__RECORDS FOR THIS EXERCISE__.
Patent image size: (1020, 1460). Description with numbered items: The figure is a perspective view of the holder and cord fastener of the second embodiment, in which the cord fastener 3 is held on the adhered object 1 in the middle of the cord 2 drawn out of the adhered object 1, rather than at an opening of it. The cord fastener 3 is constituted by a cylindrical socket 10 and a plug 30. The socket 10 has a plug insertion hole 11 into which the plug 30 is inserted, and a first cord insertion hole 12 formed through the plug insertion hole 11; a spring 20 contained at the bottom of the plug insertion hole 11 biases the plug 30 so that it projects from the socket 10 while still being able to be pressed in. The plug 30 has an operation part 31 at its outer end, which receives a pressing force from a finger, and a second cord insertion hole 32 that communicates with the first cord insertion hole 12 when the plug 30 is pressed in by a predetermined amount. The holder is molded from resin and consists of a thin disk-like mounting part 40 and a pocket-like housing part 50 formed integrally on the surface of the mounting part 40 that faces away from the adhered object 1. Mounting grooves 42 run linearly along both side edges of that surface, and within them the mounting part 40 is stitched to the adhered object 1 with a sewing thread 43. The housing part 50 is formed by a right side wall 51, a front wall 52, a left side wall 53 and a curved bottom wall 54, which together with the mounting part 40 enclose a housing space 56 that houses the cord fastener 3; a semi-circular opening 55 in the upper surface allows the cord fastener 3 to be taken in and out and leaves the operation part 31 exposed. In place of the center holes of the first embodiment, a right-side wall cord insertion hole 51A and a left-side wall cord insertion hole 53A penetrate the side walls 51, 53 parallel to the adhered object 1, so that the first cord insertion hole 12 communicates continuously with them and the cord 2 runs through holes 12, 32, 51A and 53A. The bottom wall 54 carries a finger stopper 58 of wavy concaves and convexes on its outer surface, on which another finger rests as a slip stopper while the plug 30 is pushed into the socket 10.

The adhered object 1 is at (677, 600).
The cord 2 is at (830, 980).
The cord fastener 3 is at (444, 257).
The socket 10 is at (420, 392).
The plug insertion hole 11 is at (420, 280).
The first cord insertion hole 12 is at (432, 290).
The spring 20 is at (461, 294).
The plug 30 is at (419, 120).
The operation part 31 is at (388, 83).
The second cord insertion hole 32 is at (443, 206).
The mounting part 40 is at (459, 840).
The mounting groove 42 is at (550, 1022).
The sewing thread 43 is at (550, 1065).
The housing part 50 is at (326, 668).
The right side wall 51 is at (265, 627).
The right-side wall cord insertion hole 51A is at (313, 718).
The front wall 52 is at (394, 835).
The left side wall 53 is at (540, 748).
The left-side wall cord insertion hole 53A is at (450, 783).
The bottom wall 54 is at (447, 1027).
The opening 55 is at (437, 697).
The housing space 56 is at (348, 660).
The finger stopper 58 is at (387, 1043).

__DIRECTIONS__. Print every line of the material above again, word for word, without adding, dropping, or changing anything.

__CORRECT OUTPUT__.
Patent image size: (1020, 1460). Description with numbered items: The figure is a perspective view of the holder and cord fastener of the second embodiment, in which the cord fastener 3 is held on the adhered object 1 in the middle of the cord 2 drawn out of the adhered object 1, rather than at an opening of it. The cord fastener 3 is constituted by a cylindrical socket 10 and a plug 30. The socket 10 has a plug insertion hole 11 into which the plug 30 is inserted, and a first cord insertion hole 12 formed through the plug insertion hole 11; a spring 20 contained at the bottom of the plug insertion hole 11 biases the plug 30 so that it projects from the socket 10 while still being able to be pressed in. The plug 30 has an operation part 31 at its outer end, which receives a pressing force from a finger, and a second cord insertion hole 32 that communicates with the first cord insertion hole 12 when the plug 30 is pressed in by a predetermined amount. The holder is molded from resin and consists of a thin disk-like mounting part 40 and a pocket-like housing part 50 formed integrally on the surface of the mounting part 40 that faces away from the adhered object 1. Mounting grooves 42 run linearly along both side edges of that surface, and within them the mounting part 40 is stitched to the adhered object 1 with a sewing thread 43. The housing part 50 is formed by a right side wall 51, a front wall 52, a left side wall 53 and a curved bottom wall 54, which together with the mounting part 40 enclose a housing space 56 that houses the cord fastener 3; a semi-circular opening 55 in the upper surface allows the cord fastener 3 to be taken in and out and leaves the operation part 31 exposed. In place of the center holes of the first embodiment, a right-side wall cord insertion hole 51A and a left-side wall cord insertion hole 53A penetrate the side walls 51, 53 parallel to the adhered object 1, so that the first cord insertion hole 12 communicates continuously with them and the cord 2 runs through holes 12, 32, 51A and 53A. The bottom wall 54 carries a finger stopper 58 of wavy concaves and convexes on its outer surface, on which another finger rests as a slip stopper while the plug 30 is pushed into the socket 10.

The adhered object 1 is at (677, 600).
The cord 2 is at (830, 980).
The cord fastener 3 is at (444, 257).
The socket 10 is at (420, 392).
The plug insertion hole 11 is at (420, 280).
The first cord insertion hole 12 is at (432, 290).
The spring 20 is at (461, 294).
The plug 30 is at (419, 120).
The operation part 31 is at (388, 83).
The second cord insertion hole 32 is at (443, 206).
The mounting part 40 is at (459, 840).
The mounting groove 42 is at (550, 1022).
The sewing thread 43 is at (550, 1065).
The housing part 50 is at (326, 668).
The right side wall 51 is at (265, 627).
The right-side wall cord insertion hole 51A is at (313, 718).
The front wall 52 is at (394, 835).
The left side wall 53 is at (540, 748).
The left-side wall cord insertion hole 53A is at (450, 783).
The bottom wall 54 is at (447, 1027).
The opening 55 is at (437, 697).
The housing space 56 is at (348, 660).
The finger stopper 58 is at (387, 1043).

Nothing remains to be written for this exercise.